__Problem details__:
Each entry must be restated word for word, with nothing omitted.

(Dataset records of document pages)
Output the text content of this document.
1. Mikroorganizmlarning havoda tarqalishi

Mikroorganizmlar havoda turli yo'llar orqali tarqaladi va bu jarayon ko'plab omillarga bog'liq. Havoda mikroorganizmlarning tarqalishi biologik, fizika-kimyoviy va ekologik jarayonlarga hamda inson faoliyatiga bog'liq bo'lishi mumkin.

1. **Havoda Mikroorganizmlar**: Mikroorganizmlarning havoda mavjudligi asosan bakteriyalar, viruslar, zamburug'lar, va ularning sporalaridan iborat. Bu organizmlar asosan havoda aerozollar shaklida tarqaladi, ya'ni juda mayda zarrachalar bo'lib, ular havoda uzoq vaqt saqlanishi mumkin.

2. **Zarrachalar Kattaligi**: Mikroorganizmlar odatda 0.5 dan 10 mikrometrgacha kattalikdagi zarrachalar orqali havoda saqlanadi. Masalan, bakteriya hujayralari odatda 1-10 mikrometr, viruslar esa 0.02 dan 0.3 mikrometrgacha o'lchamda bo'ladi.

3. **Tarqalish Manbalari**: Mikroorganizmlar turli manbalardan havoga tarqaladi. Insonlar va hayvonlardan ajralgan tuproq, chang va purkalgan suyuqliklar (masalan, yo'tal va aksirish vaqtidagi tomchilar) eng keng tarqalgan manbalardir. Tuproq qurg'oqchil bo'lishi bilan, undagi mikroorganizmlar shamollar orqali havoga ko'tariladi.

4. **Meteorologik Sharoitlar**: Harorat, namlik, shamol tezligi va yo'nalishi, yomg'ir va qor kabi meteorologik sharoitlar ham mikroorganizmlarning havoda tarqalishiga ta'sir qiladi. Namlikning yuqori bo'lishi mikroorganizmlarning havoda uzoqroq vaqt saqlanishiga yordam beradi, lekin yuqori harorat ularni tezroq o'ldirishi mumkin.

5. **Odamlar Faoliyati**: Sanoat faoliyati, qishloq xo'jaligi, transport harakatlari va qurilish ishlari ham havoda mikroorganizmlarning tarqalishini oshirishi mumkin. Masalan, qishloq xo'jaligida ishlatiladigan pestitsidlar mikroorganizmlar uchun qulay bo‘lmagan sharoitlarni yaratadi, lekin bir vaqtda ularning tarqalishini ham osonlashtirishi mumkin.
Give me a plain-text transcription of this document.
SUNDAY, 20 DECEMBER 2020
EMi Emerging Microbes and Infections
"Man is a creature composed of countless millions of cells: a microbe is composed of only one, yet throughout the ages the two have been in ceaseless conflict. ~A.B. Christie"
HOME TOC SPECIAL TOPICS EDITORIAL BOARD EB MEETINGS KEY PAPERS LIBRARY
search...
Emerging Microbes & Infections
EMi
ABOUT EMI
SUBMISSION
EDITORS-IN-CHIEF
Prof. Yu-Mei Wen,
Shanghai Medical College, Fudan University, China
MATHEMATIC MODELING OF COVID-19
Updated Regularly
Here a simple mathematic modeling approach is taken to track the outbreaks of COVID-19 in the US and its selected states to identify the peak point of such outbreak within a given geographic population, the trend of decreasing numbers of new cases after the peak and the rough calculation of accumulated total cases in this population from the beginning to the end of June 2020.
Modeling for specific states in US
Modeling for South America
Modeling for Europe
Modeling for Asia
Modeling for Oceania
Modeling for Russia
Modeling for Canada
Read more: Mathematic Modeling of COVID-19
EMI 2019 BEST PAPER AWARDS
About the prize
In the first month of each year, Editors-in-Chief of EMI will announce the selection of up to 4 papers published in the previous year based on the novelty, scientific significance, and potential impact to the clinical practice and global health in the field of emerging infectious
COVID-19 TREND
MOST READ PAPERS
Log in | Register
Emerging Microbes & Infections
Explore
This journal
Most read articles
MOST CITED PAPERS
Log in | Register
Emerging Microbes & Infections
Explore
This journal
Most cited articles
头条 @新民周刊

__Exercise output__:
Output the text content of this document.
1. Mikroorganizmlarning havoda tarqalishi

Mikroorganizmlar havoda turli yo'llar orqali tarqaladi va bu jarayon ko'plab omillarga bog'liq. Havoda mikroorganizmlarning tarqalishi biologik, fizika-kimyoviy va ekologik jarayonlarga hamda inson faoliyatiga bog'liq bo'lishi mumkin.

1. **Havoda Mikroorganizmlar**: Mikroorganizmlarning havoda mavjudligi asosan bakteriyalar, viruslar, zamburug'lar, va ularning sporalaridan iborat. Bu organizmlar asosan havoda aerozollar shaklida tarqaladi, ya'ni juda mayda zarrachalar bo'lib, ular havoda uzoq vaqt saqlanishi mumkin.

2. **Zarrachalar Kattaligi**: Mikroorganizmlar odatda 0.5 dan 10 mikrometrgacha kattalikdagi zarrachalar orqali havoda saqlanadi. Masalan, bakteriya hujayralari odatda 1-10 mikrometr, viruslar esa 0.02 dan 0.3 mikrometrgacha o'lchamda bo'ladi.

3. **Tarqalish Manbalari**: Mikroorganizmlar turli manbalardan havoga tarqaladi. Insonlar va hayvonlardan ajralgan tuproq, chang va purkalgan suyuqliklar (masalan, yo'tal va aksirish vaqtidagi tomchilar) eng keng tarqalgan manbalardir. Tuproq qurg'oqchil bo'lishi bilan, undagi mikroorganizmlar shamollar orqali havoga ko'tariladi.

4. **Meteorologik Sharoitlar**: Harorat, namlik, shamol tezligi va yo'nalishi, yomg'ir va qor kabi meteorologik sharoitlar ham mikroorganizmlarning havoda tarqalishiga ta'sir qiladi. Namlikning yuqori bo'lishi mikroorganizmlarning havoda uzoqroq vaqt saqlanishiga yordam beradi, lekin yuqori harorat ularni tezroq o'ldirishi mumkin.

5. **Odamlar Faoliyati**: Sanoat faoliyati, qishloq xo'jaligi, transport harakatlari va qurilish ishlari ham havoda mikroorganizmlarning tarqalishini oshirishi mumkin. Masalan, qishloq xo'jaligida ishlatiladigan pestitsidlar mikroorganizmlar uchun qulay bo‘lmagan sharoitlarni yaratadi, lekin bir vaqtda ularning tarqalishini ham osonlashtirishi mumkin.
Give me a plain-text transcription of this document.
SUNDAY, 20 DECEMBER 2020
EMi Emerging Microbes and Infections
"Man is a creature composed of countless millions of cells: a microbe is composed of only one, yet throughout the ages the two have been in ceaseless conflict. ~A.B. Christie"
HOME TOC SPECIAL TOPICS EDITORIAL BOARD EB MEETINGS KEY PAPERS LIBRARY
search...
Emerging Microbes & Infections
EMi
ABOUT EMI
SUBMISSION
EDITORS-IN-CHIEF
Prof. Yu-Mei Wen,
Shanghai Medical College, Fudan University, China
MATHEMATIC MODELING OF COVID-19
Updated Regularly
Here a simple mathematic modeling approach is taken to track the outbreaks of COVID-19 in the US and its selected states to identify the peak point of such outbreak within a given geographic population, the trend of decreasing numbers of new cases after the peak and the rough calculation of accumulated total cases in this population from the beginning to the end of June 2020.
Modeling for specific states in US
Modeling for South America
Modeling for Europe
Modeling for Asia
Modeling for Oceania
Modeling for Russia
Modeling for Canada
Read more: Mathematic Modeling of COVID-19
EMI 2019 BEST PAPER AWARDS
About the prize
In the first month of each year, Editors-in-Chief of EMI will announce the selection of up to 4 papers published in the previous year based on the novelty, scientific significance, and potential impact to the clinical practice and global health in the field of emerging infectious
COVID-19 TREND
MOST READ PAPERS
Log in | Register
Emerging Microbes & Infections
Explore
This journal
Most read articles
MOST CITED PAPERS
Log in | Register
Emerging Microbes & Infections
Explore
This journal
Most cited articles
头条 @新民周刊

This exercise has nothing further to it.